→ **AIM OF THE TASK**
Determine how many lines include the string "Armour". Output that number only.

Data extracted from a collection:
• • • •

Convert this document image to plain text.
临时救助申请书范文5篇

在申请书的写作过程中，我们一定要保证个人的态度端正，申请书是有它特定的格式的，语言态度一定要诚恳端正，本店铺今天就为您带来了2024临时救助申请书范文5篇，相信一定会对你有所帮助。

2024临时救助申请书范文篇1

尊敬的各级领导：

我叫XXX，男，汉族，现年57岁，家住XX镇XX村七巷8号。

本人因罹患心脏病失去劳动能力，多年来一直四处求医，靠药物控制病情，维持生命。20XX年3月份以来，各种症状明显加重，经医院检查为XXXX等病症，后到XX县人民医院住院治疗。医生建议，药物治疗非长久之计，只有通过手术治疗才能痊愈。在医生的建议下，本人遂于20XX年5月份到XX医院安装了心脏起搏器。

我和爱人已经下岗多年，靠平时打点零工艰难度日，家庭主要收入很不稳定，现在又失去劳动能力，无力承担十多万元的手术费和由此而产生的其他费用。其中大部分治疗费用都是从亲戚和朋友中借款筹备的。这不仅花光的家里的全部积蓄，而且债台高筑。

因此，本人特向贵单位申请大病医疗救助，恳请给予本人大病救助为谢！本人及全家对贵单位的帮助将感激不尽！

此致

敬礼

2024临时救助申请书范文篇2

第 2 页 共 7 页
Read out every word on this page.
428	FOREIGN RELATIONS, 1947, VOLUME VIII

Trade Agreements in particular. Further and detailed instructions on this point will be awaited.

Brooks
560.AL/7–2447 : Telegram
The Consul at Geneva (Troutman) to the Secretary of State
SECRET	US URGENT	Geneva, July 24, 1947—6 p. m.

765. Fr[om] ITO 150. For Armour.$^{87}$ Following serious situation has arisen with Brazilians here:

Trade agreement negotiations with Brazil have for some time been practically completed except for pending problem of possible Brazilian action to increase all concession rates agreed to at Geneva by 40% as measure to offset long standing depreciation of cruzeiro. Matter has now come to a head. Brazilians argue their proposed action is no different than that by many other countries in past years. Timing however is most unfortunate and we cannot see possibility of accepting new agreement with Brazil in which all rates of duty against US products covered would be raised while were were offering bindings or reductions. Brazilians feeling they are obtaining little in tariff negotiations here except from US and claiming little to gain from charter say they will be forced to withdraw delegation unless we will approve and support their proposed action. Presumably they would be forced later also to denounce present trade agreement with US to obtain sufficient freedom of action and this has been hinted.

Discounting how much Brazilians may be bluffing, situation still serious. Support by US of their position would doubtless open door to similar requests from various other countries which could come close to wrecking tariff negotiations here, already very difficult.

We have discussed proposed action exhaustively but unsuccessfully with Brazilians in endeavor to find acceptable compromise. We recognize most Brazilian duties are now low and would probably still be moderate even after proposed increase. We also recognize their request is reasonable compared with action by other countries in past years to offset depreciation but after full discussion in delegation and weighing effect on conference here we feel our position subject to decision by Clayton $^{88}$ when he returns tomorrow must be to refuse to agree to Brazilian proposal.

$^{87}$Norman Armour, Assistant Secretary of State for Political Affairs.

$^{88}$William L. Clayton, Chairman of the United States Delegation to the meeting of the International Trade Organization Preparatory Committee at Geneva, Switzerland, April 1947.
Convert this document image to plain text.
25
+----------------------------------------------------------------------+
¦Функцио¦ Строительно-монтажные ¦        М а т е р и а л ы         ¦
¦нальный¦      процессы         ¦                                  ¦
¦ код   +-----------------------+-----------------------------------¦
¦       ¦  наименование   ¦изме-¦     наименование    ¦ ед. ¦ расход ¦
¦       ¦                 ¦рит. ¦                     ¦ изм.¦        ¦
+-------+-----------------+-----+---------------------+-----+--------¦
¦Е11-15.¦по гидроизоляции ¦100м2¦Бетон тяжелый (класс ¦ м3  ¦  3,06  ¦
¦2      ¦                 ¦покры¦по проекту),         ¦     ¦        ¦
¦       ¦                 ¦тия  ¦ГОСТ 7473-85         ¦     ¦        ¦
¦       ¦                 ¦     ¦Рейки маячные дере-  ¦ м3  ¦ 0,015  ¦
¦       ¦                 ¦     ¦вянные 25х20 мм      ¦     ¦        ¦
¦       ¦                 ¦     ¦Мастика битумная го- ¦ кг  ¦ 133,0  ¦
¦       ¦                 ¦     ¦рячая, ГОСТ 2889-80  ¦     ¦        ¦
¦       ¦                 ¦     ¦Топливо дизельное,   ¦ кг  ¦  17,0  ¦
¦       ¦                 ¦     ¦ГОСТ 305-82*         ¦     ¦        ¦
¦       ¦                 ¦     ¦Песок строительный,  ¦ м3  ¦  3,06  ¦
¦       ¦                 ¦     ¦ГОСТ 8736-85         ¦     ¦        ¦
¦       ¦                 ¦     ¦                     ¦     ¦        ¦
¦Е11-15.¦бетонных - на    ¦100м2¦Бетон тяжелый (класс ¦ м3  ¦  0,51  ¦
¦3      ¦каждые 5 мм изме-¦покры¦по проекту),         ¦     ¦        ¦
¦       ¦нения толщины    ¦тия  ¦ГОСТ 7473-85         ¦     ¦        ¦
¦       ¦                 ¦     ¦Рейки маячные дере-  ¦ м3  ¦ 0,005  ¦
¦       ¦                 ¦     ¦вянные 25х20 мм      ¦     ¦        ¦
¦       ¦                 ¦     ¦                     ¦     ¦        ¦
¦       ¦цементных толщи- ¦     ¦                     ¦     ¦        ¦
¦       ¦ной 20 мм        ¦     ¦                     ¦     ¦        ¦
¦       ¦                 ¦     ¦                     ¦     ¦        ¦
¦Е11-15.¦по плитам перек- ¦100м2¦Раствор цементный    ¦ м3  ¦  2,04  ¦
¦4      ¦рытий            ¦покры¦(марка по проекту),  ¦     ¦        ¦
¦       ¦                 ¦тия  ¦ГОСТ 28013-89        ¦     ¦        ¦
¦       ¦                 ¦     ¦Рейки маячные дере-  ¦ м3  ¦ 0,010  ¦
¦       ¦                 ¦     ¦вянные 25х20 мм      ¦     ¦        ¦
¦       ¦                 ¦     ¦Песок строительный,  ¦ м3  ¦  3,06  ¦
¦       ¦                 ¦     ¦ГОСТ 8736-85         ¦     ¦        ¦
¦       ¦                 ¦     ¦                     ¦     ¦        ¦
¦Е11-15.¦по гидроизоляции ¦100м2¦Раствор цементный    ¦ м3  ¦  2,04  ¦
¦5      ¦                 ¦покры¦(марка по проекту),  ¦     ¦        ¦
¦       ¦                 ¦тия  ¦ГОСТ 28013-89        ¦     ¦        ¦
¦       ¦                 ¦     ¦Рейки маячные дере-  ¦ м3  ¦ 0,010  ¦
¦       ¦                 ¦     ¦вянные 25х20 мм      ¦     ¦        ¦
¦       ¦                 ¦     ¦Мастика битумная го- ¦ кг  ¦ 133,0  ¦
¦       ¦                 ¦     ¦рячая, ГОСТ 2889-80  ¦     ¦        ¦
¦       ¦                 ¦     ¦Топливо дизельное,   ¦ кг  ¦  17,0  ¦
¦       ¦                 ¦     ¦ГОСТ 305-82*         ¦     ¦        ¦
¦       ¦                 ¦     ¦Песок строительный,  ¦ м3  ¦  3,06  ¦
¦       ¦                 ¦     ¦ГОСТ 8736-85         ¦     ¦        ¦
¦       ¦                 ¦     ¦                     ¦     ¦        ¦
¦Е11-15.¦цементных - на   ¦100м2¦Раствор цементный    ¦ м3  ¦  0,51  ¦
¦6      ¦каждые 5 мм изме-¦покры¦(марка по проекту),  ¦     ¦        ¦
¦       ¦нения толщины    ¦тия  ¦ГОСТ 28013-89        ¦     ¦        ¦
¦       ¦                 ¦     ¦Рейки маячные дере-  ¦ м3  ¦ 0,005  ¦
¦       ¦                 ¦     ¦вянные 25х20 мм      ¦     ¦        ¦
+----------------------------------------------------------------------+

• • • •

→ **FINAL RESULT**
2